§ **Stated problem**: Every record below is to be retyped exactly.

+--

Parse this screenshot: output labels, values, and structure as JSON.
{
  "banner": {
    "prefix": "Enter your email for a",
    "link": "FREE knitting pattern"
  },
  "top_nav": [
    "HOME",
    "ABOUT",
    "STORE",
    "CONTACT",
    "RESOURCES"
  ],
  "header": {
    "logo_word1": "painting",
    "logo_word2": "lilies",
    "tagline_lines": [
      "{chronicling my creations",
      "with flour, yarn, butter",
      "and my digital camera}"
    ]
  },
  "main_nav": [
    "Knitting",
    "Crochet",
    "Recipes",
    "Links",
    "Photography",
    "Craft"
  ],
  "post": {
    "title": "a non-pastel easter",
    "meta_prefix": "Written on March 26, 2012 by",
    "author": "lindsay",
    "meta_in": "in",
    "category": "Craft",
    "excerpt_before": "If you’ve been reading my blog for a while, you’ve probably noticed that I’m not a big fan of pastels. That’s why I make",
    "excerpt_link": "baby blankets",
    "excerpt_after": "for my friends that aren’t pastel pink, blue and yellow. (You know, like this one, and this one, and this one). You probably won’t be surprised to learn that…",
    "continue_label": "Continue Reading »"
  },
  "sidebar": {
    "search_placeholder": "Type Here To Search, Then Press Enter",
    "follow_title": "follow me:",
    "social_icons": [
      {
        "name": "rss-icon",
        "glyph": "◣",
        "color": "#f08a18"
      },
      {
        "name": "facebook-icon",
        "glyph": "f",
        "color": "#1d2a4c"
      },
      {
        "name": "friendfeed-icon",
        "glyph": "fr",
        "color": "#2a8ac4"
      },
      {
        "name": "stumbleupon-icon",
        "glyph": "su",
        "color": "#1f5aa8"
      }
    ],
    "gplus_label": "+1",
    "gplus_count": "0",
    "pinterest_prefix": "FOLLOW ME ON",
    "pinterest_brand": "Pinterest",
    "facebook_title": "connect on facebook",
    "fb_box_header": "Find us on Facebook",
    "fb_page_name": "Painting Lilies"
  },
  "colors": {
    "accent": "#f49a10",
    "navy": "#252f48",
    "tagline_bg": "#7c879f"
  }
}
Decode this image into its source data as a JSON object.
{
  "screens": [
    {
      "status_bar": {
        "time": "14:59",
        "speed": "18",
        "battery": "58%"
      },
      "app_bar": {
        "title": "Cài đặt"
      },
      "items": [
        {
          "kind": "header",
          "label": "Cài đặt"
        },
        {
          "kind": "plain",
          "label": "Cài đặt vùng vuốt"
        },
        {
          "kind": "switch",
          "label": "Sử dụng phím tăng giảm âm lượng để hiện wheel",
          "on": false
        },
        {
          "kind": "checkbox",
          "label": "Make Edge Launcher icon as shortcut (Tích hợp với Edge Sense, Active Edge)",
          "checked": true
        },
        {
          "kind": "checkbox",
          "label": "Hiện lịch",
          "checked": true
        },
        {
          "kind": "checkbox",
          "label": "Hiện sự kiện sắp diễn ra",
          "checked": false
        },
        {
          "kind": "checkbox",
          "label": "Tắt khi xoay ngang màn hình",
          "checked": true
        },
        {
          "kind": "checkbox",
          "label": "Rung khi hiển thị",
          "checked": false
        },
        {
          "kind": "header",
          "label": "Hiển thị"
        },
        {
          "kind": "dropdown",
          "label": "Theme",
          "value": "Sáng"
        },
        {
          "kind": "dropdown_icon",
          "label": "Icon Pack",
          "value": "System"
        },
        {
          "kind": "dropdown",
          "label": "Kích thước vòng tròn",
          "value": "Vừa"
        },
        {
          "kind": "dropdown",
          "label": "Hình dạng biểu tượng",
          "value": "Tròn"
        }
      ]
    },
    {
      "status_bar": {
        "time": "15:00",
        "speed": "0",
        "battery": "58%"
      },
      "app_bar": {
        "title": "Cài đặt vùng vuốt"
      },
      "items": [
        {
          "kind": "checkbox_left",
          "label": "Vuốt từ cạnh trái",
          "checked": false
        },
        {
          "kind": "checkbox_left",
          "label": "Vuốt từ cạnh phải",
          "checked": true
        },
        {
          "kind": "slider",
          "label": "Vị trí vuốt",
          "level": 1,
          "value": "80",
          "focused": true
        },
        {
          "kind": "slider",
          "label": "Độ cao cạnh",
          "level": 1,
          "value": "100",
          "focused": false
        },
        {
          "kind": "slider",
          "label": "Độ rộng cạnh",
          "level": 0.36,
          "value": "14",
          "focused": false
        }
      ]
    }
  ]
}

+--

§ **Task solution**:
Parse this screenshot: output labels, values, and structure as JSON.
{
  "banner": {
    "prefix": "Enter your email for a",
    "link": "FREE knitting pattern"
  },
  "top_nav": [
    "HOME",
    "ABOUT",
    "STORE",
    "CONTACT",
    "RESOURCES"
  ],
  "header": {
    "logo_word1": "painting",
    "logo_word2": "lilies",
    "tagline_lines": [
      "{chronicling my creations",
      "with flour, yarn, butter",
      "and my digital camera}"
    ]
  },
  "main_nav": [
    "Knitting",
    "Crochet",
    "Recipes",
    "Links",
    "Photography",
    "Craft"
  ],
  "post": {
    "title": "a non-pastel easter",
    "meta_prefix": "Written on March 26, 2012 by",
    "author": "lindsay",
    "meta_in": "in",
    "category": "Craft",
    "excerpt_before": "If you’ve been reading my blog for a while, you’ve probably noticed that I’m not a big fan of pastels. That’s why I make",
    "excerpt_link": "baby blankets",
    "excerpt_after": "for my friends that aren’t pastel pink, blue and yellow. (You know, like this one, and this one, and this one). You probably won’t be surprised to learn that…",
    "continue_label": "Continue Reading »"
  },
  "sidebar": {
    "search_placeholder": "Type Here To Search, Then Press Enter",
    "follow_title": "follow me:",
    "social_icons": [
      {
        "name": "rss-icon",
        "glyph": "◣",
        "color": "#f08a18"
      },
      {
        "name": "facebook-icon",
        "glyph": "f",
        "color": "#1d2a4c"
      },
      {
        "name": "friendfeed-icon",
        "glyph": "fr",
        "color": "#2a8ac4"
      },
      {
        "name": "stumbleupon-icon",
        "glyph": "su",
        "color": "#1f5aa8"
      }
    ],
    "gplus_label": "+1",
    "gplus_count": "0",
    "pinterest_prefix": "FOLLOW ME ON",
    "pinterest_brand": "Pinterest",
    "facebook_title": "connect on facebook",
    "fb_box_header": "Find us on Facebook",
    "fb_page_name": "Painting Lilies"
  },
  "colors": {
    "accent": "#f49a10",
    "navy": "#252f48",
    "tagline_bg": "#7c879f"
  }
}
Decode this image into its source data as a JSON object.
{
  "screens": [
    {
      "status_bar": {
        "time": "14:59",
        "speed": "18",
        "battery": "58%"
      },
      "app_bar": {
        "title": "Cài đặt"
      },
      "items": [
        {
          "kind": "header",
          "label": "Cài đặt"
        },
        {
          "kind": "plain",
          "label": "Cài đặt vùng vuốt"
        },
        {
          "kind": "switch",
          "label": "Sử dụng phím tăng giảm âm lượng để hiện wheel",
          "on": false
        },
        {
          "kind": "checkbox",
          "label": "Make Edge Launcher icon as shortcut (Tích hợp với Edge Sense, Active Edge)",
          "checked": true
        },
        {
          "kind": "checkbox",
          "label": "Hiện lịch",
          "checked": true
        },
        {
          "kind": "checkbox",
          "label": "Hiện sự kiện sắp diễn ra",
          "checked": false
        },
        {
          "kind": "checkbox",
          "label": "Tắt khi xoay ngang màn hình",
          "checked": true
        },
        {
          "kind": "checkbox",
          "label": "Rung khi hiển thị",
          "checked": false
        },
        {
          "kind": "header",
          "label": "Hiển thị"
        },
        {
          "kind": "dropdown",
          "label": "Theme",
          "value": "Sáng"
        },
        {
          "kind": "dropdown_icon",
          "label": "Icon Pack",
          "value": "System"
        },
        {
          "kind": "dropdown",
          "label": "Kích thước vòng tròn",
          "value": "Vừa"
        },
        {
          "kind": "dropdown",
          "label": "Hình dạng biểu tượng",
          "value": "Tròn"
        }
      ]
    },
    {
      "status_bar": {
        "time": "15:00",
        "speed": "0",
        "battery": "58%"
      },
      "app_bar": {
        "title": "Cài đặt vùng vuốt"
      },
      "items": [
        {
          "kind": "checkbox_left",
          "label": "Vuốt từ cạnh trái",
          "checked": false
        },
        {
          "kind": "checkbox_left",
          "label": "Vuốt từ cạnh phải",
          "checked": true
        },
        {
          "kind": "slider",
          "label": "Vị trí vuốt",
          "level": 1,
          "value": "80",
          "focused": true
        },
        {
          "kind": "slider",
          "label": "Độ cao cạnh",
          "level": 1,
          "value": "100",
          "focused": false
        },
        {
          "kind": "slider",
          "label": "Độ rộng cạnh",
          "level": 0.36,
          "value": "14",
          "focused": false
        }
      ]
    }
  ]
}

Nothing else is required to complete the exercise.